Exercise brief
Word for word, transcribe every line from the one holding "Enumerate this screenshot's" through the end of the records, but not the pictures.

Material shown
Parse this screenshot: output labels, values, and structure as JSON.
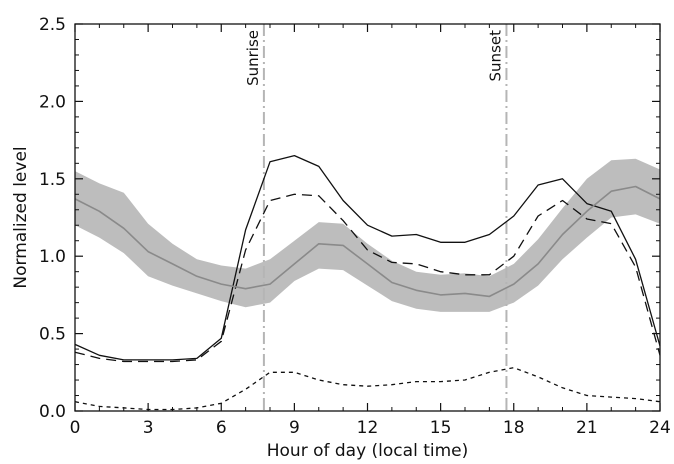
{
  "chart_data": {
    "type": "line",
    "title": "",
    "xlabel": "Hour of day (local time)",
    "ylabel": "Normalized level",
    "xlim": [
      0,
      24
    ],
    "ylim": [
      0,
      2.5
    ],
    "x_ticks": [
      0,
      3,
      6,
      9,
      12,
      15,
      18,
      21,
      24
    ],
    "y_ticks": [
      0.0,
      0.5,
      1.0,
      1.5,
      2.0,
      2.5
    ],
    "x_tick_labels": [
      "0",
      "3",
      "6",
      "9",
      "12",
      "15",
      "18",
      "21",
      "24"
    ],
    "y_tick_labels": [
      "0.0",
      "0.5",
      "1.0",
      "1.5",
      "2.0",
      "2.5"
    ],
    "grid": false,
    "annotations": [
      {
        "label": "Sunrise",
        "x": 7.75
      },
      {
        "label": "Sunset",
        "x": 17.7
      }
    ],
    "x": [
      0,
      1,
      2,
      3,
      4,
      5,
      6,
      7,
      8,
      9,
      10,
      11,
      12,
      13,
      14,
      15,
      16,
      17,
      18,
      19,
      20,
      21,
      22,
      23,
      24
    ],
    "series": [
      {
        "style": "solid",
        "color": "#111111",
        "values": [
          0.43,
          0.36,
          0.33,
          0.33,
          0.33,
          0.34,
          0.47,
          1.17,
          1.61,
          1.65,
          1.58,
          1.36,
          1.2,
          1.13,
          1.14,
          1.09,
          1.09,
          1.14,
          1.26,
          1.46,
          1.5,
          1.34,
          1.29,
          0.98,
          0.42
        ]
      },
      {
        "style": "long-dash",
        "color": "#111111",
        "values": [
          0.38,
          0.34,
          0.32,
          0.32,
          0.32,
          0.33,
          0.45,
          1.04,
          1.36,
          1.4,
          1.39,
          1.23,
          1.04,
          0.96,
          0.95,
          0.9,
          0.88,
          0.88,
          1.0,
          1.26,
          1.36,
          1.24,
          1.21,
          0.93,
          0.36
        ]
      },
      {
        "style": "short-dash",
        "color": "#111111",
        "values": [
          0.06,
          0.03,
          0.02,
          0.01,
          0.01,
          0.02,
          0.05,
          0.14,
          0.25,
          0.25,
          0.2,
          0.17,
          0.16,
          0.17,
          0.19,
          0.19,
          0.2,
          0.25,
          0.28,
          0.22,
          0.15,
          0.1,
          0.09,
          0.08,
          0.06
        ]
      },
      {
        "style": "band-mean",
        "color": "#8a8a8a",
        "values": [
          1.37,
          1.29,
          1.18,
          1.03,
          0.95,
          0.87,
          0.82,
          0.79,
          0.82,
          0.95,
          1.08,
          1.07,
          0.95,
          0.83,
          0.78,
          0.75,
          0.76,
          0.74,
          0.82,
          0.95,
          1.14,
          1.29,
          1.42,
          1.45,
          1.37
        ]
      }
    ],
    "band": {
      "color": "#bdbdbd",
      "upper": [
        1.55,
        1.47,
        1.41,
        1.21,
        1.08,
        0.98,
        0.94,
        0.92,
        0.98,
        1.1,
        1.22,
        1.21,
        1.08,
        0.97,
        0.9,
        0.88,
        0.89,
        0.87,
        0.95,
        1.11,
        1.31,
        1.5,
        1.62,
        1.63,
        1.56
      ]
    },
    "band_lower": {
      "values": [
        1.2,
        1.12,
        1.02,
        0.87,
        0.81,
        0.76,
        0.71,
        0.67,
        0.7,
        0.84,
        0.92,
        0.91,
        0.81,
        0.71,
        0.66,
        0.64,
        0.64,
        0.64,
        0.7,
        0.81,
        0.98,
        1.12,
        1.25,
        1.27,
        1.21
      ]
    }
  }
}
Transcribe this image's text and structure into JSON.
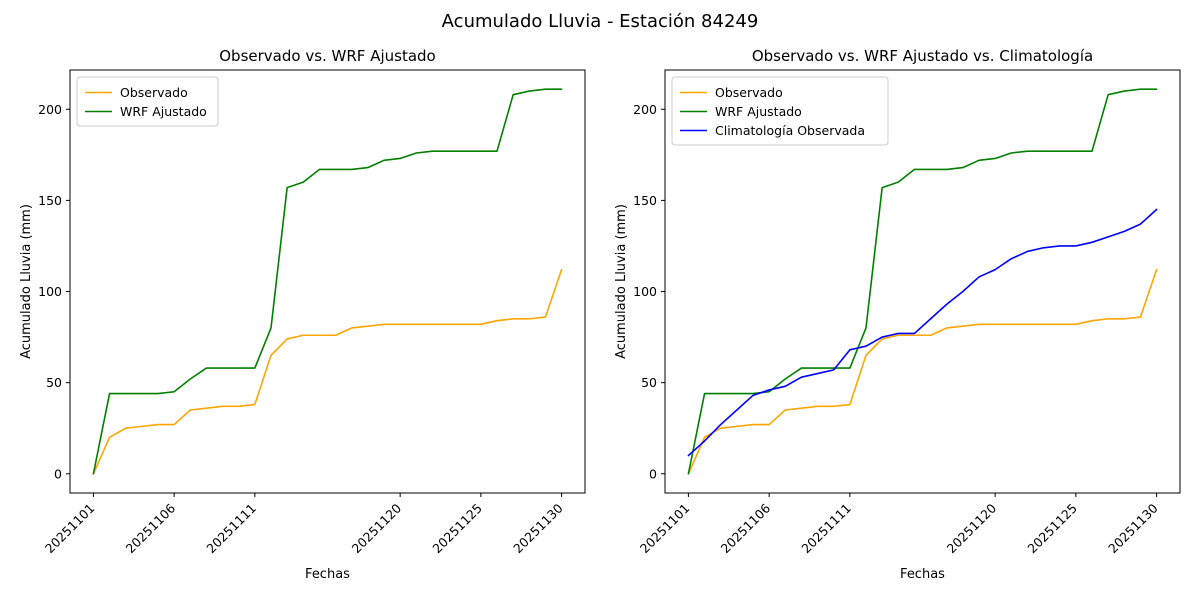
{
  "figure": {
    "title": "Acumulado Lluvia - Estación 84249",
    "background": "#ffffff"
  },
  "chart_data": [
    {
      "type": "line",
      "title": "Observado vs. WRF Ajustado",
      "xlabel": "Fechas",
      "ylabel": "Acumulado Lluvia (mm)",
      "grid": false,
      "legend_position": "upper-left",
      "ylim": [
        -10.55,
        221.55
      ],
      "yticks": [
        0,
        50,
        100,
        150,
        200
      ],
      "xticks": [
        "20251101",
        "20251106",
        "20251111",
        "20251120",
        "20251125",
        "20251130"
      ],
      "categories": [
        "20251101",
        "20251102",
        "20251103",
        "20251104",
        "20251105",
        "20251106",
        "20251107",
        "20251108",
        "20251109",
        "20251110",
        "20251111",
        "20251112",
        "20251113",
        "20251114",
        "20251115",
        "20251116",
        "20251117",
        "20251118",
        "20251119",
        "20251120",
        "20251121",
        "20251122",
        "20251123",
        "20251124",
        "20251125",
        "20251126",
        "20251127",
        "20251128",
        "20251129",
        "20251130"
      ],
      "series": [
        {
          "name": "Observado",
          "color": "#FFA500",
          "values": [
            0,
            20,
            25,
            26,
            27,
            27,
            35,
            36,
            37,
            37,
            38,
            65,
            74,
            76,
            76,
            76,
            80,
            81,
            82,
            82,
            82,
            82,
            82,
            82,
            82,
            84,
            85,
            85,
            86,
            112
          ]
        },
        {
          "name": "WRF Ajustado",
          "color": "#008000",
          "values": [
            0,
            44,
            44,
            44,
            44,
            45,
            52,
            58,
            58,
            58,
            58,
            80,
            157,
            160,
            167,
            167,
            167,
            168,
            172,
            173,
            176,
            177,
            177,
            177,
            177,
            177,
            208,
            210,
            211,
            211
          ]
        }
      ]
    },
    {
      "type": "line",
      "title": "Observado vs. WRF Ajustado vs. Climatología",
      "xlabel": "Fechas",
      "ylabel": "Acumulado Lluvia (mm)",
      "grid": false,
      "legend_position": "upper-left",
      "ylim": [
        -10.55,
        221.55
      ],
      "yticks": [
        0,
        50,
        100,
        150,
        200
      ],
      "xticks": [
        "20251101",
        "20251106",
        "20251111",
        "20251120",
        "20251125",
        "20251130"
      ],
      "categories": [
        "20251101",
        "20251102",
        "20251103",
        "20251104",
        "20251105",
        "20251106",
        "20251107",
        "20251108",
        "20251109",
        "20251110",
        "20251111",
        "20251112",
        "20251113",
        "20251114",
        "20251115",
        "20251116",
        "20251117",
        "20251118",
        "20251119",
        "20251120",
        "20251121",
        "20251122",
        "20251123",
        "20251124",
        "20251125",
        "20251126",
        "20251127",
        "20251128",
        "20251129",
        "20251130"
      ],
      "series": [
        {
          "name": "Observado",
          "color": "#FFA500",
          "values": [
            0,
            20,
            25,
            26,
            27,
            27,
            35,
            36,
            37,
            37,
            38,
            65,
            74,
            76,
            76,
            76,
            80,
            81,
            82,
            82,
            82,
            82,
            82,
            82,
            82,
            84,
            85,
            85,
            86,
            112
          ]
        },
        {
          "name": "WRF Ajustado",
          "color": "#008000",
          "values": [
            0,
            44,
            44,
            44,
            44,
            45,
            52,
            58,
            58,
            58,
            58,
            80,
            157,
            160,
            167,
            167,
            167,
            168,
            172,
            173,
            176,
            177,
            177,
            177,
            177,
            177,
            208,
            210,
            211,
            211
          ]
        },
        {
          "name": "Climatología Observada",
          "color": "#0000FF",
          "values": [
            10,
            18,
            27,
            35,
            43,
            46,
            48,
            53,
            55,
            57,
            68,
            70,
            75,
            77,
            77,
            85,
            93,
            100,
            108,
            112,
            118,
            122,
            124,
            125,
            125,
            127,
            130,
            133,
            137,
            145
          ]
        }
      ]
    }
  ]
}
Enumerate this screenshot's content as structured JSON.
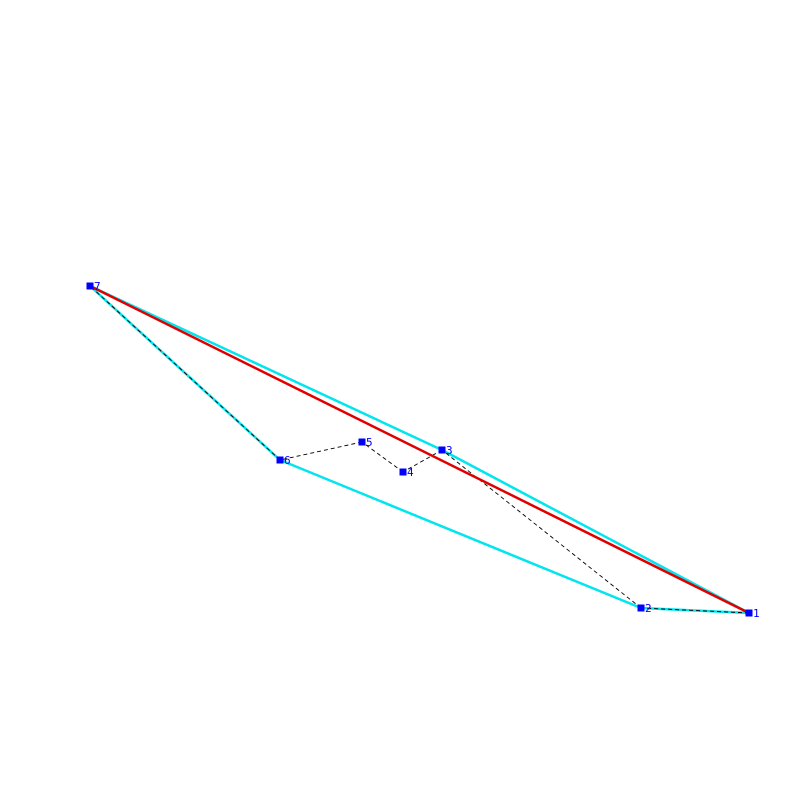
{
  "colors": {
    "background": "#ffffff",
    "hull": "#00e5ee",
    "diagonal": "#e00000",
    "path": "#000000",
    "point": "#0000ff",
    "label": "#0000ff"
  },
  "points": [
    {
      "id": 1,
      "label": "1"
    },
    {
      "id": 2,
      "label": "2"
    },
    {
      "id": 3,
      "label": "3"
    },
    {
      "id": 4,
      "label": "4"
    },
    {
      "id": 5,
      "label": "5"
    },
    {
      "id": 6,
      "label": "6"
    },
    {
      "id": 7,
      "label": "7"
    }
  ],
  "hull_order": [
    1,
    3,
    7,
    6,
    2,
    1
  ],
  "path_order": [
    1,
    2,
    3,
    4,
    5,
    6,
    7
  ],
  "diagonal": [
    7,
    1
  ]
}
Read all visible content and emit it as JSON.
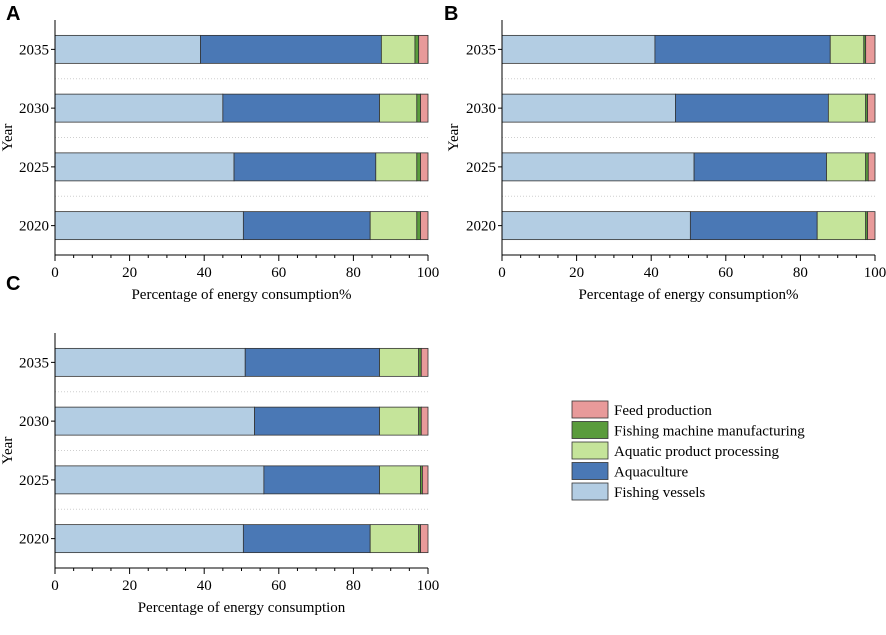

Correct output
Enumerate this screenshot's content as structured JSON.
{
  "colors": {
    "background": "#ffffff",
    "hull": "#00e5ee",
    "diagonal": "#e00000",
    "path": "#000000",
    "point": "#0000ff",
    "label": "#0000ff"
  },
  "points": [
    {
      "id": 1,
      "label": "1"
    },
    {
      "id": 2,
      "label": "2"
    },
    {
      "id": 3,
      "label": "3"
    },
    {
      "id": 4,
      "label": "4"
    },
    {
      "id": 5,
      "label": "5"
    },
    {
      "id": 6,
      "label": "6"
    },
    {
      "id": 7,
      "label": "7"
    }
  ],
  "hull_order": [
    1,
    3,
    7,
    6,
    2,
    1
  ],
  "path_order": [
    1,
    2,
    3,
    4,
    5,
    6,
    7
  ],
  "diagonal": [
    7,
    1
  ]
}
Read all visible content and emit it as JSON.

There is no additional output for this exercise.